Take the records underneath and set them down exactly.

─── Data supplied ───

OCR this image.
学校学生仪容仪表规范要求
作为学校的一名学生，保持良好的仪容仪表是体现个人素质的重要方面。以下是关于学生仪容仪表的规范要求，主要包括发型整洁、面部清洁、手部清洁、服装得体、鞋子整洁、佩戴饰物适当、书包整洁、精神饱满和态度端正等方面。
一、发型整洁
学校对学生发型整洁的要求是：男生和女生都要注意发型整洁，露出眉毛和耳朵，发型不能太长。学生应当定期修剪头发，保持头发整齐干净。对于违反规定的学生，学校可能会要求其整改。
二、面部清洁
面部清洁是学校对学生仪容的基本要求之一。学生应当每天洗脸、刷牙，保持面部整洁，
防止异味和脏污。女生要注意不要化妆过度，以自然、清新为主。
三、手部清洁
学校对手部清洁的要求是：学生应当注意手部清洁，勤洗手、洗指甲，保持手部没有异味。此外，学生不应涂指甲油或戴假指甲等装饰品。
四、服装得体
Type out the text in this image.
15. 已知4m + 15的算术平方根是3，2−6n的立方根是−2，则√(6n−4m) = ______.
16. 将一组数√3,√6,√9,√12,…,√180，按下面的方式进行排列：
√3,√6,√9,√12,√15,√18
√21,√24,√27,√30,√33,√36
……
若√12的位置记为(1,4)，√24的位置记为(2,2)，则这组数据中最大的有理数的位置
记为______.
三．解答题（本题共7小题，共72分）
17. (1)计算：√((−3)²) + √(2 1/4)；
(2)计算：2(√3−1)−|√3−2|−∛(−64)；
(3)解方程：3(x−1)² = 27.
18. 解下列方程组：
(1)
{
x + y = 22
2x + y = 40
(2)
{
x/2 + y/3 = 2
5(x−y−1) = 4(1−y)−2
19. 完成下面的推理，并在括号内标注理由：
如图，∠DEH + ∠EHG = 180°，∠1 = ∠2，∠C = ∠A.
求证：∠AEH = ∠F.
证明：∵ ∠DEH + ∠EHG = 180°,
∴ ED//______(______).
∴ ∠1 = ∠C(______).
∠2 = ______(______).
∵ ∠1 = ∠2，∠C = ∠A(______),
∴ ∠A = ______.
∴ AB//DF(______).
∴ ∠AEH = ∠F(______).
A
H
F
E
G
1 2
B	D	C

───

Solution to this exercise ::
OCR this image.
学校学生仪容仪表规范要求
作为学校的一名学生，保持良好的仪容仪表是体现个人素质的重要方面。以下是关于学生仪容仪表的规范要求，主要包括发型整洁、面部清洁、手部清洁、服装得体、鞋子整洁、佩戴饰物适当、书包整洁、精神饱满和态度端正等方面。
一、发型整洁
学校对学生发型整洁的要求是：男生和女生都要注意发型整洁，露出眉毛和耳朵，发型不能太长。学生应当定期修剪头发，保持头发整齐干净。对于违反规定的学生，学校可能会要求其整改。
二、面部清洁
面部清洁是学校对学生仪容的基本要求之一。学生应当每天洗脸、刷牙，保持面部整洁，
防止异味和脏污。女生要注意不要化妆过度，以自然、清新为主。
三、手部清洁
学校对手部清洁的要求是：学生应当注意手部清洁，勤洗手、洗指甲，保持手部没有异味。此外，学生不应涂指甲油或戴假指甲等装饰品。
四、服装得体
Type out the text in this image.
15. 已知4m + 15的算术平方根是3，2−6n的立方根是−2，则√(6n−4m) = ______.
16. 将一组数√3,√6,√9,√12,…,√180，按下面的方式进行排列：
√3,√6,√9,√12,√15,√18
√21,√24,√27,√30,√33,√36
……
若√12的位置记为(1,4)，√24的位置记为(2,2)，则这组数据中最大的有理数的位置
记为______.
三．解答题（本题共7小题，共72分）
17. (1)计算：√((−3)²) + √(2 1/4)；
(2)计算：2(√3−1)−|√3−2|−∛(−64)；
(3)解方程：3(x−1)² = 27.
18. 解下列方程组：
(1)
{
x + y = 22
2x + y = 40
(2)
{
x/2 + y/3 = 2
5(x−y−1) = 4(1−y)−2
19. 完成下面的推理，并在括号内标注理由：
如图，∠DEH + ∠EHG = 180°，∠1 = ∠2，∠C = ∠A.
求证：∠AEH = ∠F.
证明：∵ ∠DEH + ∠EHG = 180°,
∴ ED//______(______).
∴ ∠1 = ∠C(______).
∠2 = ______(______).
∵ ∠1 = ∠2，∠C = ∠A(______),
∴ ∠A = ______.
∴ AB//DF(______).
∴ ∠AEH = ∠F(______).
A
H
F
E
G
1 2
B	D	C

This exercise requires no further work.